→ **EXERCISE PROMPT**: Select the lines that hold the word "зона" and copy each one.
[START SUPPLIED DATA]
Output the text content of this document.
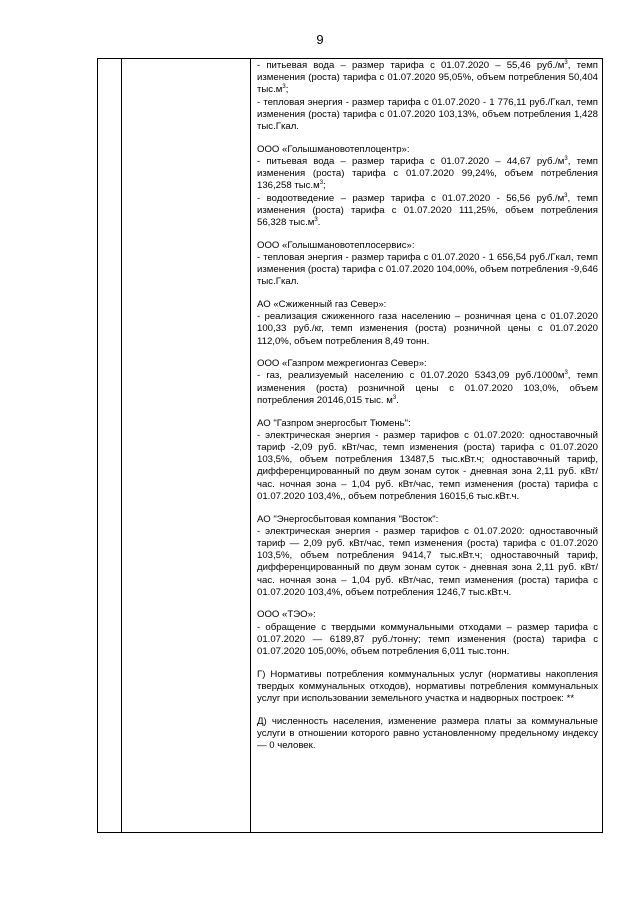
9

- питьевая вода – размер тарифа с 01.07.2020 – 55,46 $руб./м^3$, темп изменения (роста) тарифа с 01.07.2020 95,05%, объем потребления 50,404 $тыс.м^3$;

- тепловая энергия - размер тарифа с 01.07.2020 - 1 776,11 руб./Гкал, темп изменения (роста) тарифа с 01.07.2020 103,13%, объем потребления 1,428 тыс.Гкал.

ООО «Голышмановотеплоцентр»:

- питьевая вода – размер тарифа с 01.07.2020 – 44,67 $руб./м^3$, темп изменения (роста) тарифа с 01.07.2020 99,24%, объем потребления 136,258 $тыс.м^3$;

- водоотведение – размер тарифа с 01.07.2020 - 56,56 $руб./м^3$, темп изменения (роста) тарифа с 01.07.2020 111,25%, объем потребления 56,328 $тыс.м^3$.

ООО «Голышмановотеплосервис»:

- тепловая энергия - размер тарифа с 01.07.2020 - 1 656,54 руб./Гкал, темп изменения (роста) тарифа с 01.07.2020 104,00%, объем потребления -9,646 тыс.Гкал.

АО «Сжиженный газ Север»:

- реализация сжиженного газа населению – розничная цена с 01.07.2020 100,33 руб./кг, темп изменения (роста) розничной цены с 01.07.2020 112,0%, объем потребления 8,49 тонн.

ООО «Газпром межрегионгаз Север»:

- газ, реализуемый населению с 01.07.2020 5343,09 $руб./1000м^3$, темп изменения (роста) розничной цены с 01.07.2020 103,0%, объем потребления 20146,015 тыс. $м^3$.

АО "Газпром энергосбыт Тюмень":

- электрическая энергия - размер тарифов с 01.07.2020: одноставочный тариф -2,09 руб. кВт/час, темп изменения (роста) тарифа с 01.07.2020 103,5%, объем потребления 13487,5 тыс.кВт.ч; одноставочный тариф, дифференцированный по двум зонам суток - дневная зона 2,11 руб. кВт/час. ночная зона – 1,04 руб. кВт/час, темп изменения (роста) тарифа с 01.07.2020 103,4%,, объем потребления 16015,6 тыс.кВт.ч.

АО "Энергосбытовая компания "Восток":

- электрическая энергия - размер тарифов с 01.07.2020: одноставочный тариф — 2,09 руб. кВт/час, темп изменения (роста) тарифа с 01.07.2020 103,5%, объем потребления 9414,7 тыс.кВт.ч; одноставочный тариф, дифференцированный по двум зонам суток - дневная зона 2,11 руб. кВт/час. ночная зона – 1,04 руб. кВт/час, темп изменения (роста) тарифа с 01.07.2020 103,4%, объем потребления 1246,7 тыс.кВт.ч.

ООО «ТЭО»:

- обращение с твердыми коммунальными отходами – размер тарифа с 01.07.2020 — 6189,87 руб./тонну; темп изменения (роста) тарифа с 01.07.2020 105,00%, объем потребления 6,011 тыс.тонн.

Г) Нормативы потребления коммунальных услуг (нормативы накопления твердых коммунальных отходов), нормативы потребления коммунальных услуг при использовании земельного участка и надворных построек: **

Д) численность населения, изменение размера платы за коммунальные услуги в отношении которого равно установленному предельному индексу — 0 человек.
[END SUPPLIED DATA]
→ **WRITTEN ANSWER**:
- электрическая энергия - размер тарифов с 01.07.2020: одноставочный тариф -2,09 руб. кВт/час, темп изменения (роста) тарифа с 01.07.2020 103,5%, объем потребления 13487,5 тыс.кВт.ч; одноставочный тариф, дифференцированный по двум зонам суток - дневная зона 2,11 руб. кВт/час. ночная зона – 1,04 руб. кВт/час, темп изменения (роста) тарифа с 01.07.2020 103,4%,, объем потребления 16015,6 тыс.кВт.ч.
- электрическая энергия - размер тарифов с 01.07.2020: одноставочный тариф — 2,09 руб. кВт/час, темп изменения (роста) тарифа с 01.07.2020 103,5%, объем потребления 9414,7 тыс.кВт.ч; одноставочный тариф, дифференцированный по двум зонам суток - дневная зона 2,11 руб. кВт/час. ночная зона – 1,04 руб. кВт/час, темп изменения (роста) тарифа с 01.07.2020 103,4%, объем потребления 1246,7 тыс.кВт.ч.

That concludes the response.